Objective. Make an exact copy of the entries below with the pictures removed.

(Dataset entries on figures)
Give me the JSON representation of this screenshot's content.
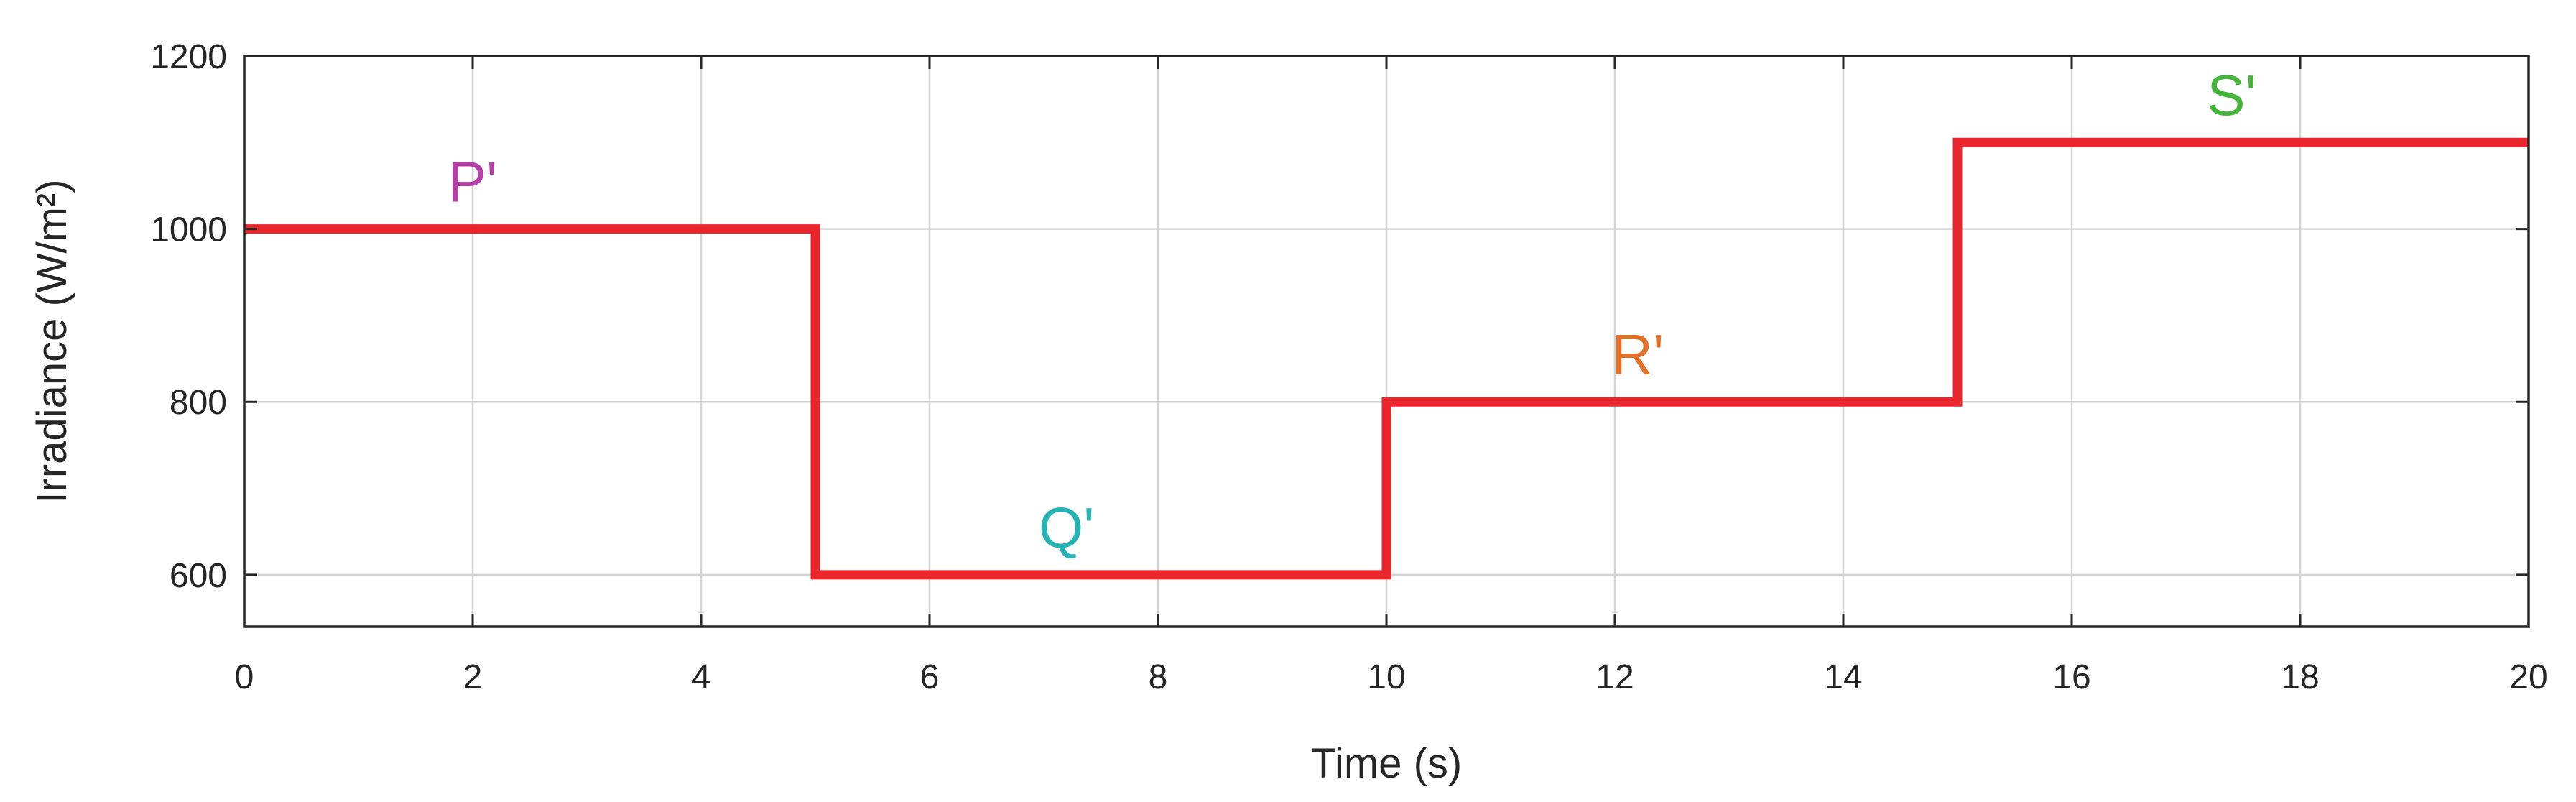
{
  "chart_data": {
    "type": "line",
    "xlabel": "Time (s)",
    "ylabel": "Irradiance (W/m²)",
    "xlim": [
      0,
      20
    ],
    "ylim": [
      540,
      1200
    ],
    "x_ticks": [
      0,
      2,
      4,
      6,
      8,
      10,
      12,
      14,
      16,
      18,
      20
    ],
    "y_ticks": [
      600,
      800,
      1000,
      1200
    ],
    "grid": true,
    "series": [
      {
        "color": "#e8262b",
        "x": [
          0,
          5,
          5,
          10,
          10,
          15,
          15,
          20
        ],
        "y": [
          1000,
          1000,
          600,
          600,
          800,
          800,
          1100,
          1100
        ]
      }
    ],
    "annotations": [
      {
        "text": "P'",
        "x": 2.0,
        "y": 1020,
        "color": "#b53fa6"
      },
      {
        "text": "Q'",
        "x": 7.2,
        "y": 620,
        "color": "#26b3b3"
      },
      {
        "text": "R'",
        "x": 12.2,
        "y": 820,
        "color": "#e0702a"
      },
      {
        "text": "S'",
        "x": 17.4,
        "y": 1120,
        "color": "#44b53a"
      }
    ]
  }
}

Written solution.
Give me the JSON representation of this screenshot's content.
{
  "chart_data": {
    "type": "line",
    "xlabel": "Time (s)",
    "ylabel": "Irradiance (W/m²)",
    "xlim": [
      0,
      20
    ],
    "ylim": [
      540,
      1200
    ],
    "x_ticks": [
      0,
      2,
      4,
      6,
      8,
      10,
      12,
      14,
      16,
      18,
      20
    ],
    "y_ticks": [
      600,
      800,
      1000,
      1200
    ],
    "grid": true,
    "series": [
      {
        "color": "#e8262b",
        "x": [
          0,
          5,
          5,
          10,
          10,
          15,
          15,
          20
        ],
        "y": [
          1000,
          1000,
          600,
          600,
          800,
          800,
          1100,
          1100
        ]
      }
    ],
    "annotations": [
      {
        "text": "P'",
        "x": 2.0,
        "y": 1020,
        "color": "#b53fa6"
      },
      {
        "text": "Q'",
        "x": 7.2,
        "y": 620,
        "color": "#26b3b3"
      },
      {
        "text": "R'",
        "x": 12.2,
        "y": 820,
        "color": "#e0702a"
      },
      {
        "text": "S'",
        "x": 17.4,
        "y": 1120,
        "color": "#44b53a"
      }
    ]
  }
}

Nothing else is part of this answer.